*Task to carry out*: Every line must be returned precisely as it is written.

*Input rows*:
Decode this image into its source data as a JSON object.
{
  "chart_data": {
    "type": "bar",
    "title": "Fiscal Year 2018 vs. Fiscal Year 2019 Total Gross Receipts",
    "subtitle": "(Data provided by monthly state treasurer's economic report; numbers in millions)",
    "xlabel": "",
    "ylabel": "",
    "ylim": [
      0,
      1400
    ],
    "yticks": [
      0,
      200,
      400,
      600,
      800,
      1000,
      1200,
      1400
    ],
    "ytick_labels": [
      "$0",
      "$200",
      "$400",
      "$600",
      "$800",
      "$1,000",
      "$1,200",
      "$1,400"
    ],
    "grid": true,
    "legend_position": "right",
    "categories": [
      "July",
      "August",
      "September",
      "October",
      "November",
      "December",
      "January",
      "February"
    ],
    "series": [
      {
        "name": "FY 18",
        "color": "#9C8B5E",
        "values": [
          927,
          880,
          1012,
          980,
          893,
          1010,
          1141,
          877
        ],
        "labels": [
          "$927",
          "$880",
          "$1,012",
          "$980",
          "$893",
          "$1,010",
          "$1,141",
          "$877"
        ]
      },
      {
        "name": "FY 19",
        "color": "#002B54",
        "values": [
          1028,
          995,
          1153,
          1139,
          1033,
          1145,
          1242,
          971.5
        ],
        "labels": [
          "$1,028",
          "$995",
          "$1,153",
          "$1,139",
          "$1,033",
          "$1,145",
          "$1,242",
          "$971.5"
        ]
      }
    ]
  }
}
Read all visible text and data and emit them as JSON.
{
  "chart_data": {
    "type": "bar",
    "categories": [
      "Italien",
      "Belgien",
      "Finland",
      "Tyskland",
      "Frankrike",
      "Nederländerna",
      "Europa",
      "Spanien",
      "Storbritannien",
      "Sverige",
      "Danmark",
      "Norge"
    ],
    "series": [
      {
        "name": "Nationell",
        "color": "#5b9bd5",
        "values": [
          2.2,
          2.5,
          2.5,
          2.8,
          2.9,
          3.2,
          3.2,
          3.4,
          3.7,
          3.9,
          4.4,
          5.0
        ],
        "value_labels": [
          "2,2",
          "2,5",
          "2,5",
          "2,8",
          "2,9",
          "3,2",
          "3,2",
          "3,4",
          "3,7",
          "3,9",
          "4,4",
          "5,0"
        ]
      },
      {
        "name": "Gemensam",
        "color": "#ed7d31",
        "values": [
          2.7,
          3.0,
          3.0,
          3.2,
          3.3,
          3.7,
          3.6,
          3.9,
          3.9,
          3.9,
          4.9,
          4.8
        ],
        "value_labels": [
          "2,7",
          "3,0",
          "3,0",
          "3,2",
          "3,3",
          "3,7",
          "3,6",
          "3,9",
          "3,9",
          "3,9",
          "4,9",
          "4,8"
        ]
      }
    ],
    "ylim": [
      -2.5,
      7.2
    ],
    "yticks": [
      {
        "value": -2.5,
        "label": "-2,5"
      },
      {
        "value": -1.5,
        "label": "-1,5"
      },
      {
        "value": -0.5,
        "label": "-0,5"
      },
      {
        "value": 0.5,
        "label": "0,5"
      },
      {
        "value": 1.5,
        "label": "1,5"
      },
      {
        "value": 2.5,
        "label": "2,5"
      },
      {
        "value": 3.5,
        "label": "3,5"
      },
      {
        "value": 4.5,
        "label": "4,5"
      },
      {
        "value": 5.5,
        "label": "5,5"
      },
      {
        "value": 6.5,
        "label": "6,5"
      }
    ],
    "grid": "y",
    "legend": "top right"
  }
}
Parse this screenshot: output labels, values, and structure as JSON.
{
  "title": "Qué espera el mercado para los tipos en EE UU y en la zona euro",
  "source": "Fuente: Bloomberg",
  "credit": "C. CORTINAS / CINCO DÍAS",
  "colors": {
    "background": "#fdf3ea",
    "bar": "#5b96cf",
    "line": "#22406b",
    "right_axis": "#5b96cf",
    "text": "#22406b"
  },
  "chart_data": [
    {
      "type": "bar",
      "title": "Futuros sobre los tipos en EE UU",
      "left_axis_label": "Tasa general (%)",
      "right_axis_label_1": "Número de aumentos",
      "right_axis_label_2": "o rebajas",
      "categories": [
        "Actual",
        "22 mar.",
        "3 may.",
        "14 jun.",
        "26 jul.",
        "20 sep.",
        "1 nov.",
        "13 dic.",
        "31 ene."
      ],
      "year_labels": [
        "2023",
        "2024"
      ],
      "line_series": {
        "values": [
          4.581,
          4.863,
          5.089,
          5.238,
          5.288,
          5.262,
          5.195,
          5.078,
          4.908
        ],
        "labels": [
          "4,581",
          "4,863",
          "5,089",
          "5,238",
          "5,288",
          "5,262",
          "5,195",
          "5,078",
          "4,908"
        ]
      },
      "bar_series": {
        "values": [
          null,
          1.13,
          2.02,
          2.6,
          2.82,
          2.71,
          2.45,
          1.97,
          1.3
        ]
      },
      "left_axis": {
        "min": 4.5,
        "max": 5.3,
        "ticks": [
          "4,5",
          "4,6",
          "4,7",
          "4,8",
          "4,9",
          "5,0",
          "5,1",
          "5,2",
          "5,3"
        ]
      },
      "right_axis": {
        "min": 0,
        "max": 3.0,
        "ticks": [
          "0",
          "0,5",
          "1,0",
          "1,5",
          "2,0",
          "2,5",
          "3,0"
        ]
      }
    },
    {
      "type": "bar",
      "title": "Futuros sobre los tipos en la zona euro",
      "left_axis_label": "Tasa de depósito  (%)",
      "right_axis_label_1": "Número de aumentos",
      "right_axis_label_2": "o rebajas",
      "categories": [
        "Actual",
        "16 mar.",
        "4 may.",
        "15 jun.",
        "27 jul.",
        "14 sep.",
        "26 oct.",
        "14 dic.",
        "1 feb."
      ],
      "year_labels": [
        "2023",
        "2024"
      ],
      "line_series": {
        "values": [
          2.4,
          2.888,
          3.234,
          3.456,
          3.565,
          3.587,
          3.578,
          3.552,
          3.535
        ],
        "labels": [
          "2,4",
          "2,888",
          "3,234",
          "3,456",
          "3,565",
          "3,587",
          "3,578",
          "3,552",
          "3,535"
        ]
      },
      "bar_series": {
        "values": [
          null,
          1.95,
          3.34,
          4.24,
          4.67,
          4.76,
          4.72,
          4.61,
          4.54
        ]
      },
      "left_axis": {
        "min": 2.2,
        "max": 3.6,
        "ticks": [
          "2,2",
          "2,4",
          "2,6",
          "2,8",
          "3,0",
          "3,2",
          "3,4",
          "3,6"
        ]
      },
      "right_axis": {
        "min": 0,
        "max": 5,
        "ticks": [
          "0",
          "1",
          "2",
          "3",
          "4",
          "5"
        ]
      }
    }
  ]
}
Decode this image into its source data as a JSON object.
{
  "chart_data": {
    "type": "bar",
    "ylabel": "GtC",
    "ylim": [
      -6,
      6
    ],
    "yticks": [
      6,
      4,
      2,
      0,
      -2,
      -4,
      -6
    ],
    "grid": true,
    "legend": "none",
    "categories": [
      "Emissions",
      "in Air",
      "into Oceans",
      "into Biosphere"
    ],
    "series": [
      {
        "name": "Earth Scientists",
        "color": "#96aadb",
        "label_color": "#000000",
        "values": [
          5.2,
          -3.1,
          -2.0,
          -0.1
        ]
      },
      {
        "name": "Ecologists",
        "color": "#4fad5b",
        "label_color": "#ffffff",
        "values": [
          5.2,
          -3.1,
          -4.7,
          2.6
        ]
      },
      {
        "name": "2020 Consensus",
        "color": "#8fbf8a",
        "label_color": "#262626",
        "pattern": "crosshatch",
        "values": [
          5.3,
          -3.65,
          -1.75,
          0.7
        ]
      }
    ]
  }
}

*Answer*:
Decode this image into its source data as a JSON object.
{
  "chart_data": {
    "type": "bar",
    "title": "Fiscal Year 2018 vs. Fiscal Year 2019 Total Gross Receipts",
    "subtitle": "(Data provided by monthly state treasurer's economic report; numbers in millions)",
    "xlabel": "",
    "ylabel": "",
    "ylim": [
      0,
      1400
    ],
    "yticks": [
      0,
      200,
      400,
      600,
      800,
      1000,
      1200,
      1400
    ],
    "ytick_labels": [
      "$0",
      "$200",
      "$400",
      "$600",
      "$800",
      "$1,000",
      "$1,200",
      "$1,400"
    ],
    "grid": true,
    "legend_position": "right",
    "categories": [
      "July",
      "August",
      "September",
      "October",
      "November",
      "December",
      "January",
      "February"
    ],
    "series": [
      {
        "name": "FY 18",
        "color": "#9C8B5E",
        "values": [
          927,
          880,
          1012,
          980,
          893,
          1010,
          1141,
          877
        ],
        "labels": [
          "$927",
          "$880",
          "$1,012",
          "$980",
          "$893",
          "$1,010",
          "$1,141",
          "$877"
        ]
      },
      {
        "name": "FY 19",
        "color": "#002B54",
        "values": [
          1028,
          995,
          1153,
          1139,
          1033,
          1145,
          1242,
          971.5
        ],
        "labels": [
          "$1,028",
          "$995",
          "$1,153",
          "$1,139",
          "$1,033",
          "$1,145",
          "$1,242",
          "$971.5"
        ]
      }
    ]
  }
}
Read all visible text and data and emit them as JSON.
{
  "chart_data": {
    "type": "bar",
    "categories": [
      "Italien",
      "Belgien",
      "Finland",
      "Tyskland",
      "Frankrike",
      "Nederländerna",
      "Europa",
      "Spanien",
      "Storbritannien",
      "Sverige",
      "Danmark",
      "Norge"
    ],
    "series": [
      {
        "name": "Nationell",
        "color": "#5b9bd5",
        "values": [
          2.2,
          2.5,
          2.5,
          2.8,
          2.9,
          3.2,
          3.2,
          3.4,
          3.7,
          3.9,
          4.4,
          5.0
        ],
        "value_labels": [
          "2,2",
          "2,5",
          "2,5",
          "2,8",
          "2,9",
          "3,2",
          "3,2",
          "3,4",
          "3,7",
          "3,9",
          "4,4",
          "5,0"
        ]
      },
      {
        "name": "Gemensam",
        "color": "#ed7d31",
        "values": [
          2.7,
          3.0,
          3.0,
          3.2,
          3.3,
          3.7,
          3.6,
          3.9,
          3.9,
          3.9,
          4.9,
          4.8
        ],
        "value_labels": [
          "2,7",
          "3,0",
          "3,0",
          "3,2",
          "3,3",
          "3,7",
          "3,6",
          "3,9",
          "3,9",
          "3,9",
          "4,9",
          "4,8"
        ]
      }
    ],
    "ylim": [
      -2.5,
      7.2
    ],
    "yticks": [
      {
        "value": -2.5,
        "label": "-2,5"
      },
      {
        "value": -1.5,
        "label": "-1,5"
      },
      {
        "value": -0.5,
        "label": "-0,5"
      },
      {
        "value": 0.5,
        "label": "0,5"
      },
      {
        "value": 1.5,
        "label": "1,5"
      },
      {
        "value": 2.5,
        "label": "2,5"
      },
      {
        "value": 3.5,
        "label": "3,5"
      },
      {
        "value": 4.5,
        "label": "4,5"
      },
      {
        "value": 5.5,
        "label": "5,5"
      },
      {
        "value": 6.5,
        "label": "6,5"
      }
    ],
    "grid": "y",
    "legend": "top right"
  }
}
Parse this screenshot: output labels, values, and structure as JSON.
{
  "title": "Qué espera el mercado para los tipos en EE UU y en la zona euro",
  "source": "Fuente: Bloomberg",
  "credit": "C. CORTINAS / CINCO DÍAS",
  "colors": {
    "background": "#fdf3ea",
    "bar": "#5b96cf",
    "line": "#22406b",
    "right_axis": "#5b96cf",
    "text": "#22406b"
  },
  "chart_data": [
    {
      "type": "bar",
      "title": "Futuros sobre los tipos en EE UU",
      "left_axis_label": "Tasa general (%)",
      "right_axis_label_1": "Número de aumentos",
      "right_axis_label_2": "o rebajas",
      "categories": [
        "Actual",
        "22 mar.",
        "3 may.",
        "14 jun.",
        "26 jul.",
        "20 sep.",
        "1 nov.",
        "13 dic.",
        "31 ene."
      ],
      "year_labels": [
        "2023",
        "2024"
      ],
      "line_series": {
        "values": [
          4.581,
          4.863,
          5.089,
          5.238,
          5.288,
          5.262,
          5.195,
          5.078,
          4.908
        ],
        "labels": [
          "4,581",
          "4,863",
          "5,089",
          "5,238",
          "5,288",
          "5,262",
          "5,195",
          "5,078",
          "4,908"
        ]
      },
      "bar_series": {
        "values": [
          null,
          1.13,
          2.02,
          2.6,
          2.82,
          2.71,
          2.45,
          1.97,
          1.3
        ]
      },
      "left_axis": {
        "min": 4.5,
        "max": 5.3,
        "ticks": [
          "4,5",
          "4,6",
          "4,7",
          "4,8",
          "4,9",
          "5,0",
          "5,1",
          "5,2",
          "5,3"
        ]
      },
      "right_axis": {
        "min": 0,
        "max": 3.0,
        "ticks": [
          "0",
          "0,5",
          "1,0",
          "1,5",
          "2,0",
          "2,5",
          "3,0"
        ]
      }
    },
    {
      "type": "bar",
      "title": "Futuros sobre los tipos en la zona euro",
      "left_axis_label": "Tasa de depósito  (%)",
      "right_axis_label_1": "Número de aumentos",
      "right_axis_label_2": "o rebajas",
      "categories": [
        "Actual",
        "16 mar.",
        "4 may.",
        "15 jun.",
        "27 jul.",
        "14 sep.",
        "26 oct.",
        "14 dic.",
        "1 feb."
      ],
      "year_labels": [
        "2023",
        "2024"
      ],
      "line_series": {
        "values": [
          2.4,
          2.888,
          3.234,
          3.456,
          3.565,
          3.587,
          3.578,
          3.552,
          3.535
        ],
        "labels": [
          "2,4",
          "2,888",
          "3,234",
          "3,456",
          "3,565",
          "3,587",
          "3,578",
          "3,552",
          "3,535"
        ]
      },
      "bar_series": {
        "values": [
          null,
          1.95,
          3.34,
          4.24,
          4.67,
          4.76,
          4.72,
          4.61,
          4.54
        ]
      },
      "left_axis": {
        "min": 2.2,
        "max": 3.6,
        "ticks": [
          "2,2",
          "2,4",
          "2,6",
          "2,8",
          "3,0",
          "3,2",
          "3,4",
          "3,6"
        ]
      },
      "right_axis": {
        "min": 0,
        "max": 5,
        "ticks": [
          "0",
          "1",
          "2",
          "3",
          "4",
          "5"
        ]
      }
    }
  ]
}
Decode this image into its source data as a JSON object.
{
  "chart_data": {
    "type": "bar",
    "ylabel": "GtC",
    "ylim": [
      -6,
      6
    ],
    "yticks": [
      6,
      4,
      2,
      0,
      -2,
      -4,
      -6
    ],
    "grid": true,
    "legend": "none",
    "categories": [
      "Emissions",
      "in Air",
      "into Oceans",
      "into Biosphere"
    ],
    "series": [
      {
        "name": "Earth Scientists",
        "color": "#96aadb",
        "label_color": "#000000",
        "values": [
          5.2,
          -3.1,
          -2.0,
          -0.1
        ]
      },
      {
        "name": "Ecologists",
        "color": "#4fad5b",
        "label_color": "#ffffff",
        "values": [
          5.2,
          -3.1,
          -4.7,
          2.6
        ]
      },
      {
        "name": "2020 Consensus",
        "color": "#8fbf8a",
        "label_color": "#262626",
        "pattern": "crosshatch",
        "values": [
          5.3,
          -3.65,
          -1.75,
          0.7
        ]
      }
    ]
  }
}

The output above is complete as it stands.